Stored items:
========
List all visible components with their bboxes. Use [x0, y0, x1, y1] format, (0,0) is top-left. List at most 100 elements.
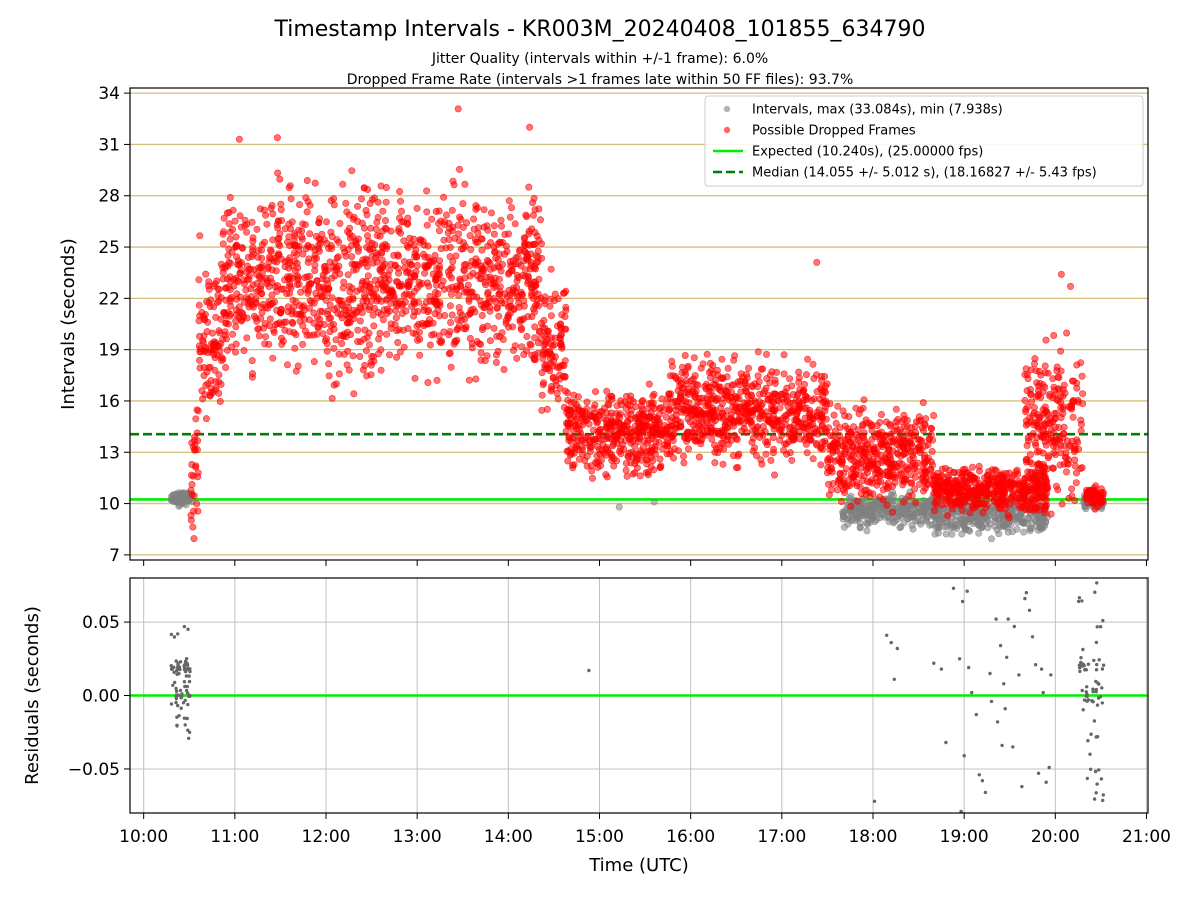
- dropped-frame-point: [1077, 427, 1085, 435]
- residual-point: [974, 712, 978, 717]
- dropped-frame-point: [783, 384, 791, 392]
- dropped-frame-point: [328, 394, 336, 402]
- dropped-frame-point: [670, 430, 678, 438]
- dropped-frame-point: [1041, 422, 1049, 430]
- dropped-frame-point: [446, 328, 454, 336]
- dropped-frame-point: [689, 387, 697, 395]
- interval-point: [1012, 513, 1020, 521]
- residual-point: [175, 715, 179, 719]
- dropped-frame-point: [232, 323, 240, 331]
- bottom-y-axis-label: Residuals (seconds): [22, 606, 43, 785]
- dropped-frame-point: [852, 462, 860, 470]
- residual-point: [1093, 769, 1098, 774]
- dropped-frame-point: [1095, 491, 1103, 499]
- dropped-frame-point: [529, 199, 537, 207]
- dropped-frame-point: [868, 479, 876, 487]
- interval-point: [959, 519, 967, 527]
- dropped-frame-point: [676, 392, 684, 400]
- dropped-frame-point: [305, 282, 313, 290]
- dropped-frame-point: [436, 257, 444, 265]
- dropped-frame-point: [241, 216, 249, 224]
- dropped-frame-point: [189, 523, 197, 531]
- dropped-frame-point: [543, 365, 551, 373]
- dropped-frame-point: [478, 246, 486, 254]
- dropped-frame-point: [1071, 456, 1079, 464]
- dropped-frame-point: [453, 285, 461, 293]
- dropped-frame-point: [465, 297, 473, 305]
- dropped-frame-point: [948, 488, 956, 496]
- residual-point: [1094, 668, 1099, 672]
- dropped-frame-point: [421, 320, 429, 328]
- dropped-frame-point: [714, 427, 722, 435]
- dropped-frame-point: [518, 290, 526, 298]
- dropped-frame-point: [349, 352, 357, 360]
- dropped-frame-point: [912, 499, 920, 507]
- dropped-frame-point: [639, 425, 647, 433]
- dropped-frame-point: [371, 276, 379, 284]
- residual-point: [1047, 765, 1051, 770]
- interval-point: [839, 509, 847, 517]
- dropped-frame-point: [556, 340, 564, 348]
- dropped-frame-point: [225, 220, 233, 228]
- residual-point: [932, 661, 936, 665]
- dropped-frame-point: [209, 329, 217, 337]
- dropped-frame-point: [864, 464, 872, 472]
- dropped-frame-point: [396, 197, 404, 205]
- dropped-frame-point: [894, 415, 902, 423]
- dropped-frame-point: [889, 508, 897, 516]
- dropped-frame-point: [472, 238, 480, 246]
- dropped-frame-point: [608, 395, 616, 403]
- dropped-frame-point: [1060, 381, 1068, 389]
- interval-point: [1007, 521, 1015, 529]
- dropped-frame-point: [504, 313, 512, 321]
- dropped-frame-point: [603, 432, 611, 440]
- dropped-frame-point: [392, 307, 400, 315]
- dropped-frame-point: [652, 431, 660, 439]
- dropped-frame-point: [198, 387, 206, 395]
- dropped-frame-point: [339, 284, 347, 292]
- dropped-frame-point: [932, 487, 940, 495]
- dropped-frame-point: [365, 283, 373, 291]
- dropped-frame-point: [678, 363, 686, 371]
- dropped-frame-point: [437, 282, 445, 290]
- dropped-frame-point: [339, 180, 347, 188]
- residual-point: [1096, 696, 1101, 700]
- dropped-frame-point: [547, 265, 555, 273]
- dropped-frame-point: [892, 405, 900, 413]
- dropped-frame-point: [193, 500, 201, 508]
- residual-point: [1078, 669, 1082, 674]
- residual-point: [1085, 776, 1090, 781]
- dropped-frame-point: [523, 347, 531, 355]
- dropped-frame-point: [423, 187, 431, 195]
- dropped-frame-point: [357, 195, 365, 203]
- residual-point: [175, 669, 179, 673]
- dropped-frame-point: [301, 315, 309, 323]
- dropped-frame-point: [845, 413, 853, 421]
- dropped-frame-point: [486, 265, 494, 273]
- residual-point: [1092, 658, 1096, 663]
- dropped-frame-point: [222, 284, 230, 292]
- dropped-frame-point: [638, 398, 646, 406]
- dropped-frame-point: [684, 445, 692, 453]
- residual-point: [994, 617, 998, 621]
- residual-point: [1094, 690, 1098, 694]
- dropped-frame-point: [974, 494, 982, 502]
- interval-point: [848, 511, 856, 519]
- dropped-frame-point: [1063, 460, 1071, 468]
- dropped-frame-point: [551, 290, 559, 298]
- dropped-frame-point: [238, 259, 246, 267]
- dropped-frame-point: [193, 406, 201, 414]
- dropped-frame-point: [1059, 410, 1067, 418]
- dropped-frame-point: [994, 474, 1002, 482]
- dropped-frame-point: [975, 462, 983, 470]
- dropped-frame-point: [273, 134, 281, 142]
- dropped-frame-point: [992, 481, 1000, 489]
- dropped-frame-point: [440, 193, 448, 201]
- dropped-frame-point: [1041, 503, 1049, 511]
- dropped-frame-point: [446, 243, 454, 251]
- dropped-frame-point: [213, 298, 221, 306]
- dropped-frame-point: [526, 123, 534, 131]
- dropped-frame-point: [311, 261, 319, 269]
- dropped-frame-point: [371, 241, 379, 249]
- dropped-frame-point: [431, 288, 439, 296]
========
— SHORT EXERCISE —
Output every line of the rows above as a Markdown table with the columns No. and Line, numbering the lines in order and omitting blank ones. Leave the pictures out of the table.

— EXERCISE SOLUTION —
| No. | Line |
|---|---|
| 1 | List all visible components with their bboxes. Use [x0, y0, x1, y1] format, (0,0) is top-left. List at most 100 elements. |
| 2 | - dropped-frame-point: [1077, 427, 1085, 435] |
| 3 | - residual-point: [974, 712, 978, 717] |
| 4 | - dropped-frame-point: [783, 384, 791, 392] |
| 5 | - dropped-frame-point: [328, 394, 336, 402] |
| 6 | - dropped-frame-point: [670, 430, 678, 438] |
| 7 | - dropped-frame-point: [1041, 422, 1049, 430] |
| 8 | - dropped-frame-point: [446, 328, 454, 336] |
| 9 | - dropped-frame-point: [689, 387, 697, 395] |
| 10 | - interval-point: [1012, 513, 1020, 521] |
| 11 | - residual-point: [175, 715, 179, 719] |
| 12 | - dropped-frame-point: [232, 323, 240, 331] |
| 13 | - bottom-y-axis-label: Residuals (seconds): [22, 606, 43, 785] |
| 14 | - dropped-frame-point: [852, 462, 860, 470] |
| 15 | - residual-point: [1093, 769, 1098, 774] |
| 16 | - dropped-frame-point: [1095, 491, 1103, 499] |
| 17 | - dropped-frame-point: [529, 199, 537, 207] |
| 18 | - dropped-frame-point: [868, 479, 876, 487] |
| 19 | - interval-point: [959, 519, 967, 527] |
| 20 | - dropped-frame-point: [676, 392, 684, 400] |
| 21 | - dropped-frame-point: [305, 282, 313, 290] |
| 22 | - dropped-frame-point: [436, 257, 444, 265] |
| 23 | - dropped-frame-point: [241, 216, 249, 224] |
| 24 | - dropped-frame-point: [189, 523, 197, 531] |
| 25 | - dropped-frame-point: [543, 365, 551, 373] |
| 26 | - dropped-frame-point: [478, 246, 486, 254] |
| 27 | - dropped-frame-point: [1071, 456, 1079, 464] |
| 28 | - dropped-frame-point: [453, 285, 461, 293] |
| 29 | - dropped-frame-point: [465, 297, 473, 305] |
| 30 | - dropped-frame-point: [948, 488, 956, 496] |
| 31 | - residual-point: [1094, 668, 1099, 672] |
| 32 | - dropped-frame-point: [421, 320, 429, 328] |
| 33 | - dropped-frame-point: [714, 427, 722, 435] |
| 34 | - dropped-frame-point: [518, 290, 526, 298] |
| 35 | - dropped-frame-point: [349, 352, 357, 360] |
| 36 | - dropped-frame-point: [912, 499, 920, 507] |
| 37 | - dropped-frame-point: [639, 425, 647, 433] |
| 38 | - dropped-frame-point: [371, 276, 379, 284] |
| 39 | - residual-point: [1047, 765, 1051, 770] |
| 40 | - interval-point: [839, 509, 847, 517] |
| 41 | - dropped-frame-point: [556, 340, 564, 348] |
| 42 | - dropped-frame-point: [225, 220, 233, 228] |
| 43 | - residual-point: [932, 661, 936, 665] |
| 44 | - dropped-frame-point: [209, 329, 217, 337] |
| 45 | - dropped-frame-point: [864, 464, 872, 472] |
| 46 | - dropped-frame-point: [396, 197, 404, 205] |
| 47 | - dropped-frame-point: [894, 415, 902, 423] |
| 48 | - dropped-frame-point: [889, 508, 897, 516] |
| 49 | - dropped-frame-point: [472, 238, 480, 246] |
| 50 | - dropped-frame-point: [608, 395, 616, 403] |
| 51 | - dropped-frame-point: [1060, 381, 1068, 389] |
| 52 | - interval-point: [1007, 521, 1015, 529] |
| 53 | - dropped-frame-point: [504, 313, 512, 321] |
| 54 | - dropped-frame-point: [603, 432, 611, 440] |
| 55 | - dropped-frame-point: [392, 307, 400, 315] |
| 56 | - dropped-frame-point: [652, 431, 660, 439] |
| 57 | - dropped-frame-point: [198, 387, 206, 395] |
| 58 | - dropped-frame-point: [339, 284, 347, 292] |
| 59 | - dropped-frame-point: [932, 487, 940, 495] |
| 60 | - dropped-frame-point: [365, 283, 373, 291] |
| 61 | - dropped-frame-point: [678, 363, 686, 371] |
| 62 | - dropped-frame-point: [437, 282, 445, 290] |
| 63 | - dropped-frame-point: [339, 180, 347, 188] |
| 64 | - residual-point: [1096, 696, 1101, 700] |
| 65 | - dropped-frame-point: [547, 265, 555, 273] |
| 66 | - dropped-frame-point: [892, 405, 900, 413] |
| 67 | - dropped-frame-point: [193, 500, 201, 508] |
| 68 | - residual-point: [1078, 669, 1082, 674] |
| 69 | - residual-point: [1085, 776, 1090, 781] |
| 70 | - dropped-frame-point: [523, 347, 531, 355] |
| 71 | - dropped-frame-point: [423, 187, 431, 195] |
| 72 | - dropped-frame-point: [357, 195, 365, 203] |
| 73 | - residual-point: [175, 669, 179, 673] |
| 74 | - dropped-frame-point: [301, 315, 309, 323] |
| 75 | - dropped-frame-point: [845, 413, 853, 421] |
| 76 | - dropped-frame-point: [486, 265, 494, 273] |
| 77 | - residual-point: [1092, 658, 1096, 663] |
| 78 | - dropped-frame-point: [222, 284, 230, 292] |
| 79 | - dropped-frame-point: [638, 398, 646, 406] |
| 80 | - dropped-frame-point: [684, 445, 692, 453] |
| 81 | - residual-point: [994, 617, 998, 621] |
| 82 | - residual-point: [1094, 690, 1098, 694] |
| 83 | - dropped-frame-point: [974, 494, 982, 502] |
| 84 | - interval-point: [848, 511, 856, 519] |
| 85 | - dropped-frame-point: [1063, 460, 1071, 468] |
| 86 | - dropped-frame-point: [551, 290, 559, 298] |
| 87 | - dropped-frame-point: [238, 259, 246, 267] |
| 88 | - dropped-frame-point: [193, 406, 201, 414] |
| 89 | - dropped-frame-point: [1059, 410, 1067, 418] |
| 90 | - dropped-frame-point: [994, 474, 1002, 482] |
| 91 | - dropped-frame-point: [975, 462, 983, 470] |
| 92 | - dropped-frame-point: [273, 134, 281, 142] |
| 93 | - dropped-frame-point: [992, 481, 1000, 489] |
| 94 | - dropped-frame-point: [440, 193, 448, 201] |
| 95 | - dropped-frame-point: [1041, 503, 1049, 511] |
| 96 | - dropped-frame-point: [446, 243, 454, 251] |
| 97 | - dropped-frame-point: [213, 298, 221, 306] |
| 98 | - dropped-frame-point: [526, 123, 534, 131] |
| 99 | - dropped-frame-point: [311, 261, 319, 269] |
| 100 | - dropped-frame-point: [371, 241, 379, 249] |
| 101 | - dropped-frame-point: [431, 288, 439, 296] |